■ **WHAT YOU SHOULD DO**
Repeat the records in full and exactly, omitting pictures.

--- Begin ---

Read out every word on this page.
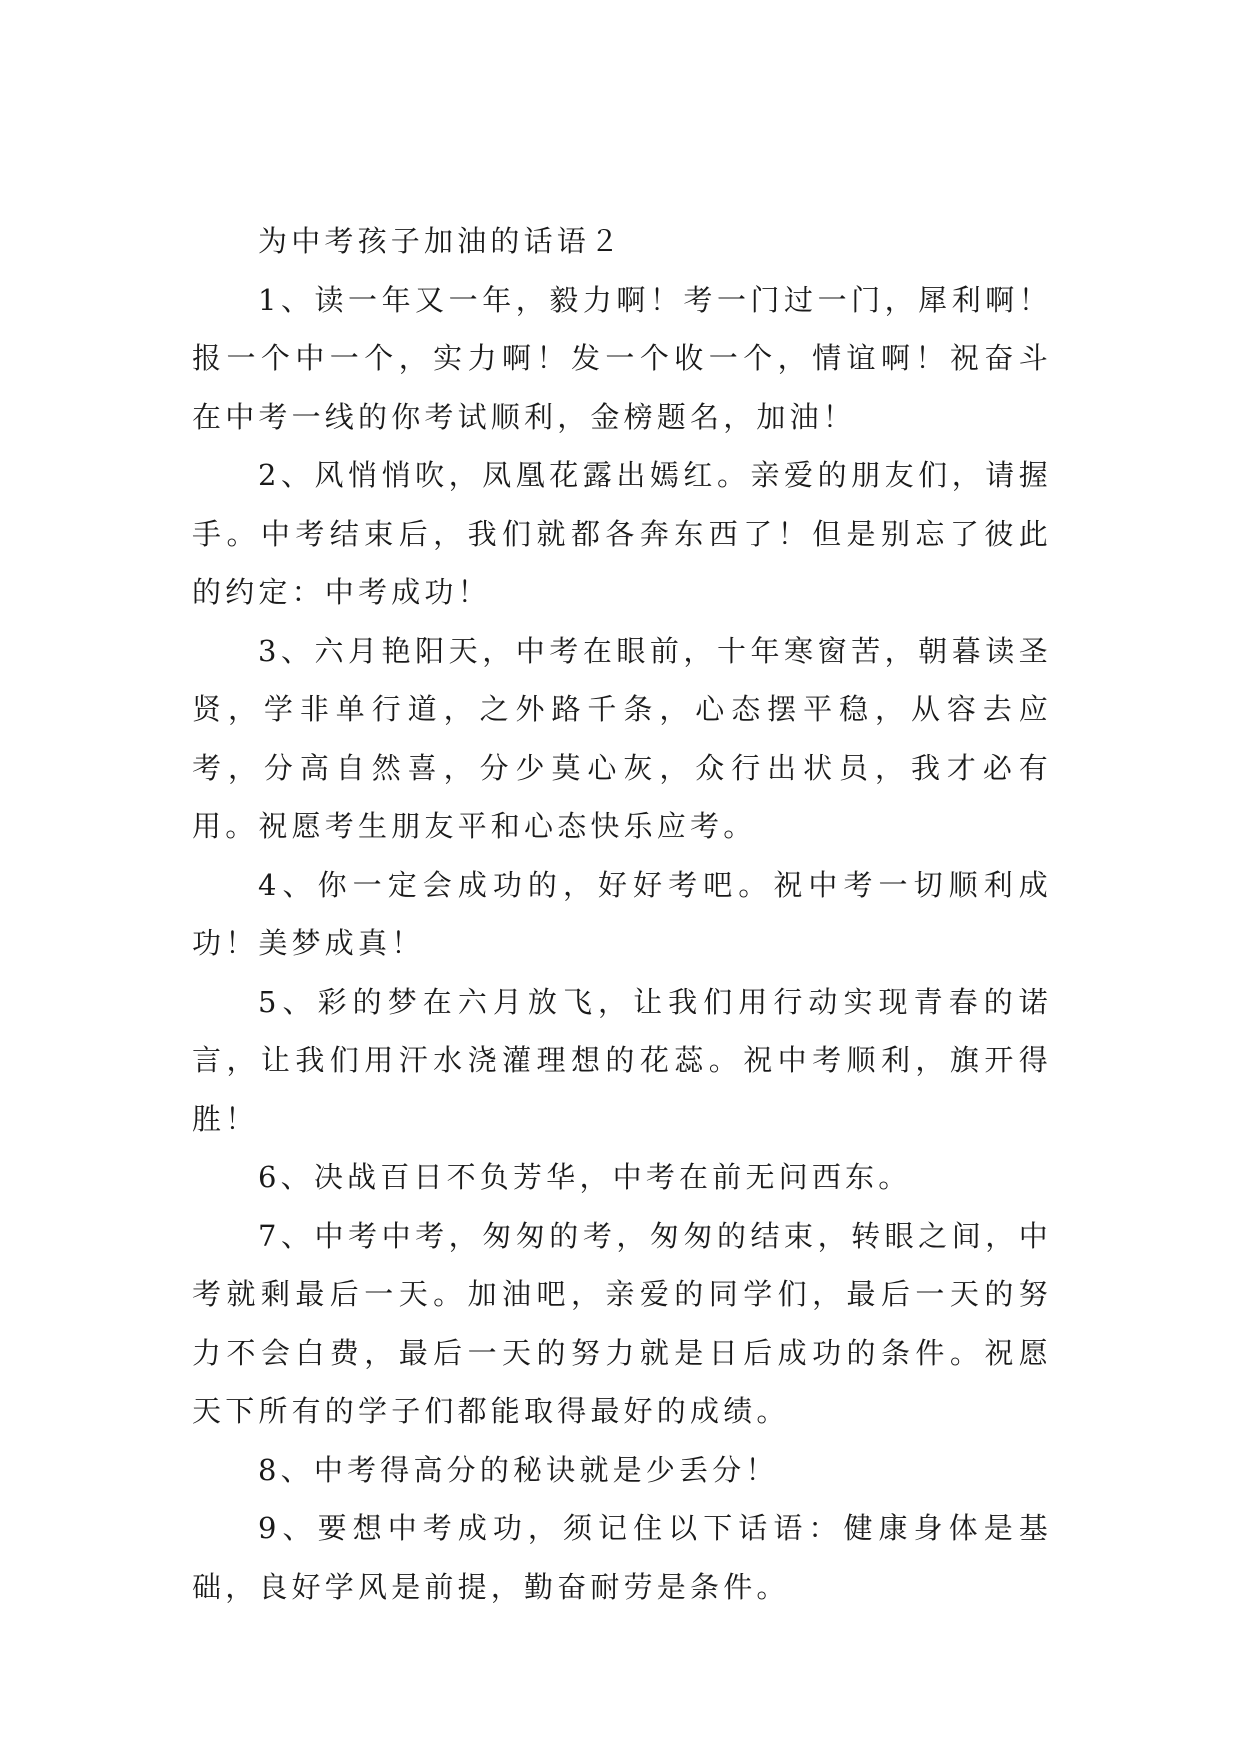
为中考孩子加油的话语２

1、读一年又一年，毅力啊！考一门过一门，犀利啊！报一个中一个，实力啊！发一个收一个，情谊啊！祝奋斗在中考一线的你考试顺利，金榜题名，加油！

2、风悄悄吹，凤凰花露出嫣红。亲爱的朋友们，请握手。中考结束后，我们就都各奔东西了！但是别忘了彼此的约定：中考成功！

3、六月艳阳天，中考在眼前，十年寒窗苦，朝暮读圣贤，学非单行道，之外路千条，心态摆平稳，从容去应考，分高自然喜，分少莫心灰，众行出状员，我才必有用。祝愿考生朋友平和心态快乐应考。

4、你一定会成功的，好好考吧。祝中考一切顺利成功！美梦成真！

5、彩的梦在六月放飞，让我们用行动实现青春的诺言，让我们用汗水浇灌理想的花蕊。祝中考顺利，旗开得胜！

6、决战百日不负芳华，中考在前无问西东。

7、中考中考，匆匆的考，匆匆的结束，转眼之间，中考就剩最后一天。加油吧，亲爱的同学们，最后一天的努力不会白费，最后一天的努力就是日后成功的条件。祝愿天下所有的学子们都能取得最好的成绩。

8、中考得高分的秘诀就是少丢分！

9、要想中考成功，须记住以下话语：健康身体是基础，良好学风是前提，勤奋耐劳是条件。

--- End ---

■ **EXERCISE RESULT**
Read out every word on this page.
为中考孩子加油的话语２

1、读一年又一年，毅力啊！考一门过一门，犀利啊！报一个中一个，实力啊！发一个收一个，情谊啊！祝奋斗在中考一线的你考试顺利，金榜题名，加油！

2、风悄悄吹，凤凰花露出嫣红。亲爱的朋友们，请握手。中考结束后，我们就都各奔东西了！但是别忘了彼此的约定：中考成功！

3、六月艳阳天，中考在眼前，十年寒窗苦，朝暮读圣贤，学非单行道，之外路千条，心态摆平稳，从容去应考，分高自然喜，分少莫心灰，众行出状员，我才必有用。祝愿考生朋友平和心态快乐应考。

4、你一定会成功的，好好考吧。祝中考一切顺利成功！美梦成真！

5、彩的梦在六月放飞，让我们用行动实现青春的诺言，让我们用汗水浇灌理想的花蕊。祝中考顺利，旗开得胜！

6、决战百日不负芳华，中考在前无问西东。

7、中考中考，匆匆的考，匆匆的结束，转眼之间，中考就剩最后一天。加油吧，亲爱的同学们，最后一天的努力不会白费，最后一天的努力就是日后成功的条件。祝愿天下所有的学子们都能取得最好的成绩。

8、中考得高分的秘诀就是少丢分！

9、要想中考成功，须记住以下话语：健康身体是基础，良好学风是前提，勤奋耐劳是条件。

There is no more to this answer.